> **GOAL OF THE EXERCISE**
Write out the full listing exactly as given, minus the images.

(Dataset entries)
□ □ □ □ □
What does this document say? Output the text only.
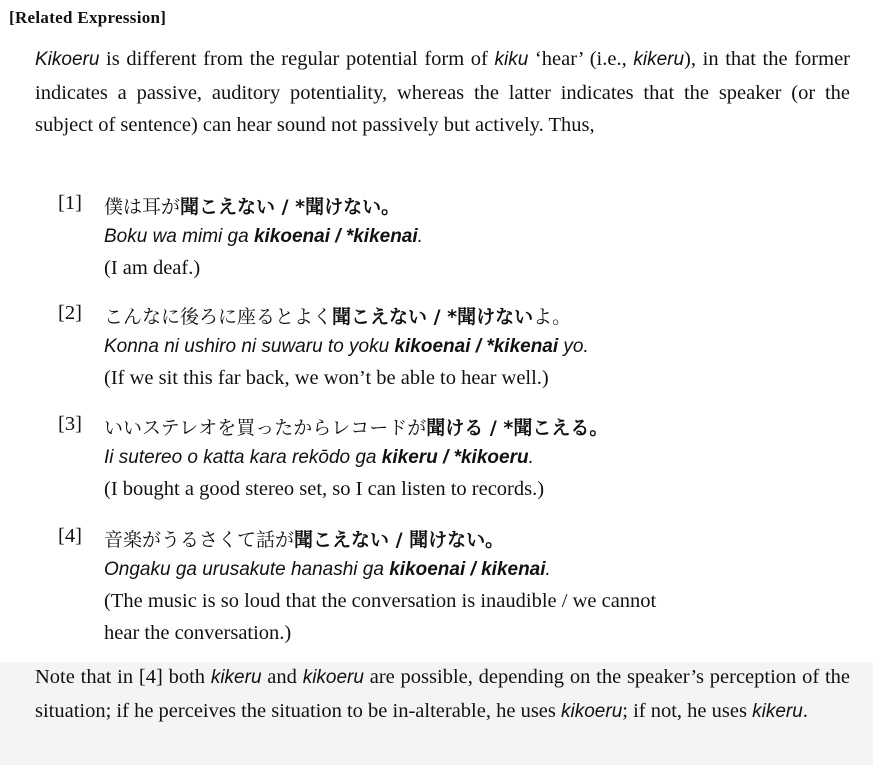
[Related Expression]
Kikoeru is different from the regular potential form of kiku ‘hear’ (i.e., kikeru), in that the former indicates a passive, auditory potentiality, whereas the latter indicates that the speaker (or the subject of sentence) can hear sound not passively but actively. Thus,
[1] 僕は耳が聞こえない / *聞けない。
Boku wa mimi ga kikoenai / *kikenai.
(I am deaf.)
[2] こんなに後ろに座るとよく聞こえない / *聞けないよ。
Konna ni ushiro ni suwaru to yoku kikoenai / *kikenai yo.
(If we sit this far back, we won’t be able to hear well.)
[3] いいステレオを買ったからレコードが聞ける / *聞こえる。
Ii sutereo o katta kara rekōdo ga kikeru / *kikoeru.
(I bought a good stereo set, so I can listen to records.)
[4] 音楽がうるさくて話が聞こえない / 聞けない。
Ongaku ga urusakute hanashi ga kikoenai / kikenai.
(The music is so loud that the conversation is inaudible / we cannot
hear the conversation.)
Note that in [4] both kikeru and kikoeru are possible, depending on the speaker’s perception of the situation; if he perceives the situation to be in-alterable, he uses kikoeru; if not, he uses kikeru.
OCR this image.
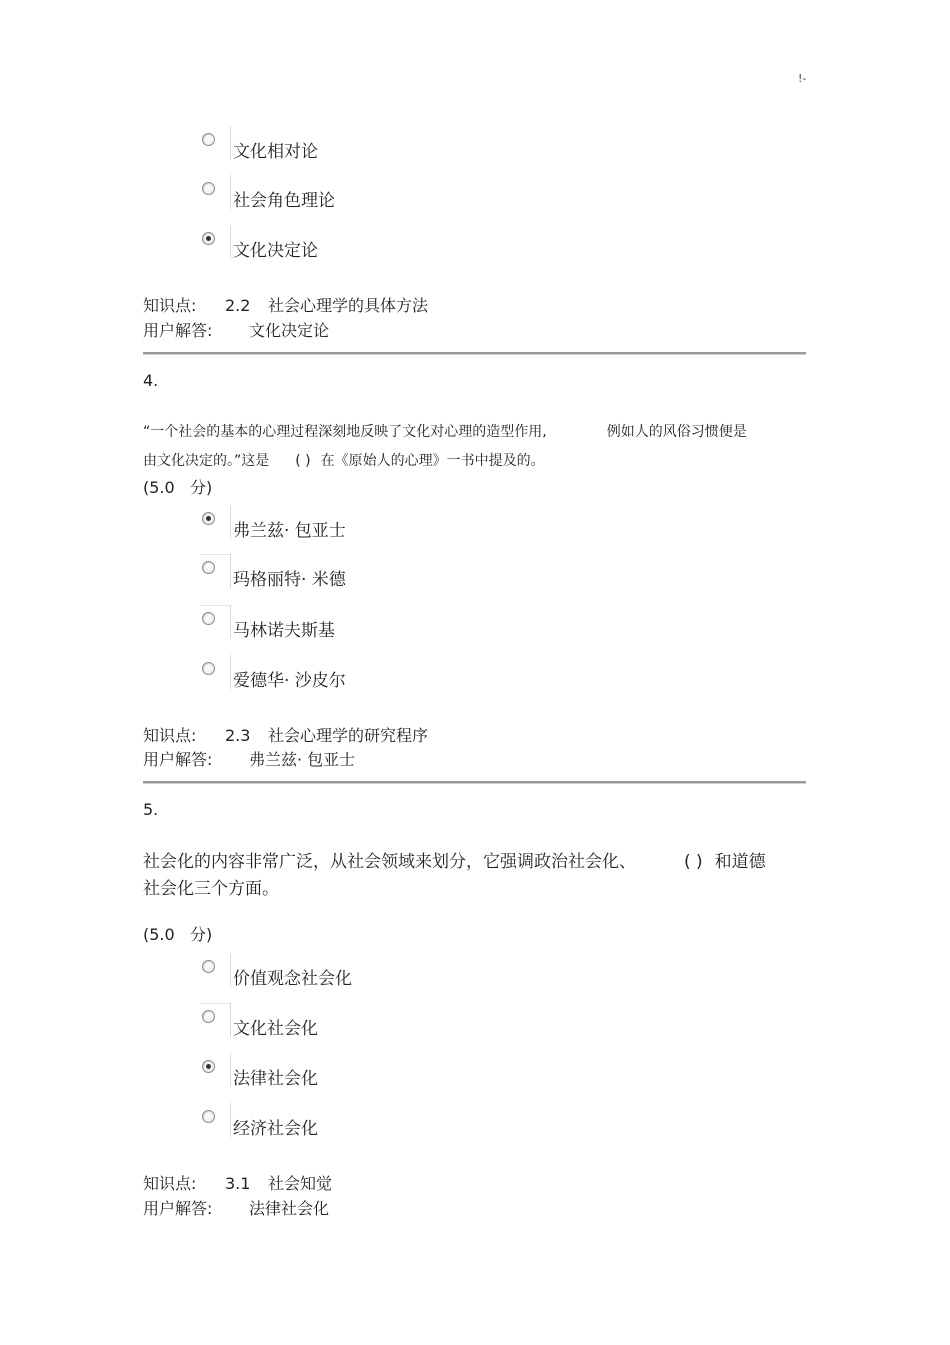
!-
文化相对论
社会角色理论
文化决定论
知识点: 2.2 社会心理学的具体方法
用户解答: 文化决定论
4.
“一个社会的基本的心理过程深刻地反映了文化对心理的造型作用,	例如人的风俗习惯便是
由文化决定的。”这是 ( ) 在《原始人的心理》一书中提及的。
(5.0   分)
弗兰兹· 包亚士
玛格丽特· 米德
马林诺夫斯基
爱德华· 沙皮尔
知识点: 2.3 社会心理学的研究程序
用户解答: 弗兰兹· 包亚士
5.
社会化的内容非常广泛，从社会领域来划分，它强调政治社会化、	( ) 和道德
社会化三个方面。
(5.0   分)
价值观念社会化
文化社会化
法律社会化
经济社会化
知识点: 3.1 社会知觉
用户解答: 法律社会化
□ □ □ □ □
> **ANSWER FOR THE TASK**
What does this document say? Output the text only.
[Related Expression]
Kikoeru is different from the regular potential form of kiku ‘hear’ (i.e., kikeru), in that the former indicates a passive, auditory potentiality, whereas the latter indicates that the speaker (or the subject of sentence) can hear sound not passively but actively. Thus,
[1] 僕は耳が聞こえない / *聞けない。
Boku wa mimi ga kikoenai / *kikenai.
(I am deaf.)
[2] こんなに後ろに座るとよく聞こえない / *聞けないよ。
Konna ni ushiro ni suwaru to yoku kikoenai / *kikenai yo.
(If we sit this far back, we won’t be able to hear well.)
[3] いいステレオを買ったからレコードが聞ける / *聞こえる。
Ii sutereo o katta kara rekōdo ga kikeru / *kikoeru.
(I bought a good stereo set, so I can listen to records.)
[4] 音楽がうるさくて話が聞こえない / 聞けない。
Ongaku ga urusakute hanashi ga kikoenai / kikenai.
(The music is so loud that the conversation is inaudible / we cannot
hear the conversation.)
Note that in [4] both kikeru and kikoeru are possible, depending on the speaker’s perception of the situation; if he perceives the situation to be in-alterable, he uses kikoeru; if not, he uses kikeru.
OCR this image.
!-
文化相对论
社会角色理论
文化决定论
知识点: 2.2 社会心理学的具体方法
用户解答: 文化决定论
4.
“一个社会的基本的心理过程深刻地反映了文化对心理的造型作用,	例如人的风俗习惯便是
由文化决定的。”这是 ( ) 在《原始人的心理》一书中提及的。
(5.0   分)
弗兰兹· 包亚士
玛格丽特· 米德
马林诺夫斯基
爱德华· 沙皮尔
知识点: 2.3 社会心理学的研究程序
用户解答: 弗兰兹· 包亚士
5.
社会化的内容非常广泛，从社会领域来划分，它强调政治社会化、	( ) 和道德
社会化三个方面。
(5.0   分)
价值观念社会化
文化社会化
法律社会化
经济社会化
知识点: 3.1 社会知觉
用户解答: 法律社会化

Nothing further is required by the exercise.